▶ **PROVIDED DATA**:
================

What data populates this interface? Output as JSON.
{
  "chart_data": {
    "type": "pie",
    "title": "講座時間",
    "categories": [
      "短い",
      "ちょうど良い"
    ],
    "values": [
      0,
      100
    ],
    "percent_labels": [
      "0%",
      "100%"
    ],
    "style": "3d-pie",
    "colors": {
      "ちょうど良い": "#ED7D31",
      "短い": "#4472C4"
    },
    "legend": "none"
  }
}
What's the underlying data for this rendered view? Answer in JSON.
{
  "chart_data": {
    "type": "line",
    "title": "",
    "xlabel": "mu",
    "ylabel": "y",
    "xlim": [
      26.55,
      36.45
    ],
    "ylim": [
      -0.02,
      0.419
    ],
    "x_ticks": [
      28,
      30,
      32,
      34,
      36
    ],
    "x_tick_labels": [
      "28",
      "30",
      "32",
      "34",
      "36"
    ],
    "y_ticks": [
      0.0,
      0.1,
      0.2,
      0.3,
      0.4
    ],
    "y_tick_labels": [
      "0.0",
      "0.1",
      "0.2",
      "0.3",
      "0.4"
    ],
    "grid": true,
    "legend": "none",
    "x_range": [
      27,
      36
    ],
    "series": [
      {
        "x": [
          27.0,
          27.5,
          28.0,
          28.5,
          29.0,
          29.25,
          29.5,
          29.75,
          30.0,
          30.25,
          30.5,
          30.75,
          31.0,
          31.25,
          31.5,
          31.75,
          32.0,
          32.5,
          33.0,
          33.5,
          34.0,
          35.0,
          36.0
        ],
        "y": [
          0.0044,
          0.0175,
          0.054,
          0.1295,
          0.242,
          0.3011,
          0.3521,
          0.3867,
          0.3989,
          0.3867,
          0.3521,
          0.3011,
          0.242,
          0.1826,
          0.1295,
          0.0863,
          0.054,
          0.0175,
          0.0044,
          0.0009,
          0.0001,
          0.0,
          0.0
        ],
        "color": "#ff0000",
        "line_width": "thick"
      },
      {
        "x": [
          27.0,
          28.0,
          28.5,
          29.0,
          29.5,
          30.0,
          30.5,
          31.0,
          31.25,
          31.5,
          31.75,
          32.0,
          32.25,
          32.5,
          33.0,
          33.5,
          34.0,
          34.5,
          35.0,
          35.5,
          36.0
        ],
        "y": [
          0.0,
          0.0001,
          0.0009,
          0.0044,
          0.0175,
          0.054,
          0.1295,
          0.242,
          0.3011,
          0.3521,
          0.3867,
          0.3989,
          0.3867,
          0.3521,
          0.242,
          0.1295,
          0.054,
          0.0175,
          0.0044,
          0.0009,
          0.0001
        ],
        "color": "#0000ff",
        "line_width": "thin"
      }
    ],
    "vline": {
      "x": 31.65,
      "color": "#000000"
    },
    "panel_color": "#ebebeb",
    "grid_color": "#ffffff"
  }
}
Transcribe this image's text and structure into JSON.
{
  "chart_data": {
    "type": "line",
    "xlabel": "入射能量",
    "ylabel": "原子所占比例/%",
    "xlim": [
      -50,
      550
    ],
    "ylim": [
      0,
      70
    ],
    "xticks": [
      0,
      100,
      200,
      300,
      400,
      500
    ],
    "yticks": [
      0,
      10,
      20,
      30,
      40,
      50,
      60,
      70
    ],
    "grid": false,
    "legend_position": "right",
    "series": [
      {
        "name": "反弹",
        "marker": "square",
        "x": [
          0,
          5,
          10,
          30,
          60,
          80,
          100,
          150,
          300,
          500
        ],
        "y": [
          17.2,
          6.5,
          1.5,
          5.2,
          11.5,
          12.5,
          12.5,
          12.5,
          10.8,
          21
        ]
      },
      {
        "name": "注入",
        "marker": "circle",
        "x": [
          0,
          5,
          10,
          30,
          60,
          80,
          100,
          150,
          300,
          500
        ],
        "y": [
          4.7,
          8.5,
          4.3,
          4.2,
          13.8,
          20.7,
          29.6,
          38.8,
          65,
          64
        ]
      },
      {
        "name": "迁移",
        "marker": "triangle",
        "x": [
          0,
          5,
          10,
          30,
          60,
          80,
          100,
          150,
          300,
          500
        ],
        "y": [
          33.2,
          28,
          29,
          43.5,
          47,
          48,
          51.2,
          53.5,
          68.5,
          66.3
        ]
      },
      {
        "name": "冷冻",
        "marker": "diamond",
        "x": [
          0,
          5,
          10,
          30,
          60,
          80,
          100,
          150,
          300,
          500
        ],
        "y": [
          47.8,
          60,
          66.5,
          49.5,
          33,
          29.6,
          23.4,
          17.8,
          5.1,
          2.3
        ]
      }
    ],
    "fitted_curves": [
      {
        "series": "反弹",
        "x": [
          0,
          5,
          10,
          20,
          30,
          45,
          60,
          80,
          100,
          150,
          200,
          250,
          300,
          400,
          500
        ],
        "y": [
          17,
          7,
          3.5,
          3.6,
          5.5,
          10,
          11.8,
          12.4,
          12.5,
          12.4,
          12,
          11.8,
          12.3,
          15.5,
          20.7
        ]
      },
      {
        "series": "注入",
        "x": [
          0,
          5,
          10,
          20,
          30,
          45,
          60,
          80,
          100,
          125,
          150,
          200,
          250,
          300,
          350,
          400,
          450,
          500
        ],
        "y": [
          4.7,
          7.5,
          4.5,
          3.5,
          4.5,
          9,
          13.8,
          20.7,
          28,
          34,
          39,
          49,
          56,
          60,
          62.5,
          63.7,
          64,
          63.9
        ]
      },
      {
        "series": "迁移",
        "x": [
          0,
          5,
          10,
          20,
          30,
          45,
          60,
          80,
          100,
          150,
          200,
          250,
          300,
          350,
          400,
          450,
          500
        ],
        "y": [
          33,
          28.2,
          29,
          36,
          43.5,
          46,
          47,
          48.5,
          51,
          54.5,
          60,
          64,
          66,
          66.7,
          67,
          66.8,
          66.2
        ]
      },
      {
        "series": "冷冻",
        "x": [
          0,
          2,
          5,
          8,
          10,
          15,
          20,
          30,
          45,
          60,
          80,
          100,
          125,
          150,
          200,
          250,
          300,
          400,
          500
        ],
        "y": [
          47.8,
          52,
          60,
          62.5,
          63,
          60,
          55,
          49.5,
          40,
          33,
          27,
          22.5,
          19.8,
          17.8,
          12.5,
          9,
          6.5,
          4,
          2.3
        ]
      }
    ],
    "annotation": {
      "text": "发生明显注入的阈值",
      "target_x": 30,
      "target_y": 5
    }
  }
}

================

▶ **TASK STATEMENT**:
Can you reproduce all the material exactly?

▶ **TASK RESPONSE**:
What data populates this interface? Output as JSON.
{
  "chart_data": {
    "type": "pie",
    "title": "講座時間",
    "categories": [
      "短い",
      "ちょうど良い"
    ],
    "values": [
      0,
      100
    ],
    "percent_labels": [
      "0%",
      "100%"
    ],
    "style": "3d-pie",
    "colors": {
      "ちょうど良い": "#ED7D31",
      "短い": "#4472C4"
    },
    "legend": "none"
  }
}
What's the underlying data for this rendered view? Answer in JSON.
{
  "chart_data": {
    "type": "line",
    "title": "",
    "xlabel": "mu",
    "ylabel": "y",
    "xlim": [
      26.55,
      36.45
    ],
    "ylim": [
      -0.02,
      0.419
    ],
    "x_ticks": [
      28,
      30,
      32,
      34,
      36
    ],
    "x_tick_labels": [
      "28",
      "30",
      "32",
      "34",
      "36"
    ],
    "y_ticks": [
      0.0,
      0.1,
      0.2,
      0.3,
      0.4
    ],
    "y_tick_labels": [
      "0.0",
      "0.1",
      "0.2",
      "0.3",
      "0.4"
    ],
    "grid": true,
    "legend": "none",
    "x_range": [
      27,
      36
    ],
    "series": [
      {
        "x": [
          27.0,
          27.5,
          28.0,
          28.5,
          29.0,
          29.25,
          29.5,
          29.75,
          30.0,
          30.25,
          30.5,
          30.75,
          31.0,
          31.25,
          31.5,
          31.75,
          32.0,
          32.5,
          33.0,
          33.5,
          34.0,
          35.0,
          36.0
        ],
        "y": [
          0.0044,
          0.0175,
          0.054,
          0.1295,
          0.242,
          0.3011,
          0.3521,
          0.3867,
          0.3989,
          0.3867,
          0.3521,
          0.3011,
          0.242,
          0.1826,
          0.1295,
          0.0863,
          0.054,
          0.0175,
          0.0044,
          0.0009,
          0.0001,
          0.0,
          0.0
        ],
        "color": "#ff0000",
        "line_width": "thick"
      },
      {
        "x": [
          27.0,
          28.0,
          28.5,
          29.0,
          29.5,
          30.0,
          30.5,
          31.0,
          31.25,
          31.5,
          31.75,
          32.0,
          32.25,
          32.5,
          33.0,
          33.5,
          34.0,
          34.5,
          35.0,
          35.5,
          36.0
        ],
        "y": [
          0.0,
          0.0001,
          0.0009,
          0.0044,
          0.0175,
          0.054,
          0.1295,
          0.242,
          0.3011,
          0.3521,
          0.3867,
          0.3989,
          0.3867,
          0.3521,
          0.242,
          0.1295,
          0.054,
          0.0175,
          0.0044,
          0.0009,
          0.0001
        ],
        "color": "#0000ff",
        "line_width": "thin"
      }
    ],
    "vline": {
      "x": 31.65,
      "color": "#000000"
    },
    "panel_color": "#ebebeb",
    "grid_color": "#ffffff"
  }
}
Transcribe this image's text and structure into JSON.
{
  "chart_data": {
    "type": "line",
    "xlabel": "入射能量",
    "ylabel": "原子所占比例/%",
    "xlim": [
      -50,
      550
    ],
    "ylim": [
      0,
      70
    ],
    "xticks": [
      0,
      100,
      200,
      300,
      400,
      500
    ],
    "yticks": [
      0,
      10,
      20,
      30,
      40,
      50,
      60,
      70
    ],
    "grid": false,
    "legend_position": "right",
    "series": [
      {
        "name": "反弹",
        "marker": "square",
        "x": [
          0,
          5,
          10,
          30,
          60,
          80,
          100,
          150,
          300,
          500
        ],
        "y": [
          17.2,
          6.5,
          1.5,
          5.2,
          11.5,
          12.5,
          12.5,
          12.5,
          10.8,
          21
        ]
      },
      {
        "name": "注入",
        "marker": "circle",
        "x": [
          0,
          5,
          10,
          30,
          60,
          80,
          100,
          150,
          300,
          500
        ],
        "y": [
          4.7,
          8.5,
          4.3,
          4.2,
          13.8,
          20.7,
          29.6,
          38.8,
          65,
          64
        ]
      },
      {
        "name": "迁移",
        "marker": "triangle",
        "x": [
          0,
          5,
          10,
          30,
          60,
          80,
          100,
          150,
          300,
          500
        ],
        "y": [
          33.2,
          28,
          29,
          43.5,
          47,
          48,
          51.2,
          53.5,
          68.5,
          66.3
        ]
      },
      {
        "name": "冷冻",
        "marker": "diamond",
        "x": [
          0,
          5,
          10,
          30,
          60,
          80,
          100,
          150,
          300,
          500
        ],
        "y": [
          47.8,
          60,
          66.5,
          49.5,
          33,
          29.6,
          23.4,
          17.8,
          5.1,
          2.3
        ]
      }
    ],
    "fitted_curves": [
      {
        "series": "反弹",
        "x": [
          0,
          5,
          10,
          20,
          30,
          45,
          60,
          80,
          100,
          150,
          200,
          250,
          300,
          400,
          500
        ],
        "y": [
          17,
          7,
          3.5,
          3.6,
          5.5,
          10,
          11.8,
          12.4,
          12.5,
          12.4,
          12,
          11.8,
          12.3,
          15.5,
          20.7
        ]
      },
      {
        "series": "注入",
        "x": [
          0,
          5,
          10,
          20,
          30,
          45,
          60,
          80,
          100,
          125,
          150,
          200,
          250,
          300,
          350,
          400,
          450,
          500
        ],
        "y": [
          4.7,
          7.5,
          4.5,
          3.5,
          4.5,
          9,
          13.8,
          20.7,
          28,
          34,
          39,
          49,
          56,
          60,
          62.5,
          63.7,
          64,
          63.9
        ]
      },
      {
        "series": "迁移",
        "x": [
          0,
          5,
          10,
          20,
          30,
          45,
          60,
          80,
          100,
          150,
          200,
          250,
          300,
          350,
          400,
          450,
          500
        ],
        "y": [
          33,
          28.2,
          29,
          36,
          43.5,
          46,
          47,
          48.5,
          51,
          54.5,
          60,
          64,
          66,
          66.7,
          67,
          66.8,
          66.2
        ]
      },
      {
        "series": "冷冻",
        "x": [
          0,
          2,
          5,
          8,
          10,
          15,
          20,
          30,
          45,
          60,
          80,
          100,
          125,
          150,
          200,
          250,
          300,
          400,
          500
        ],
        "y": [
          47.8,
          52,
          60,
          62.5,
          63,
          60,
          55,
          49.5,
          40,
          33,
          27,
          22.5,
          19.8,
          17.8,
          12.5,
          9,
          6.5,
          4,
          2.3
        ]
      }
    ],
    "annotation": {
      "text": "发生明显注入的阈值",
      "target_x": 30,
      "target_y": 5
    }
  }
}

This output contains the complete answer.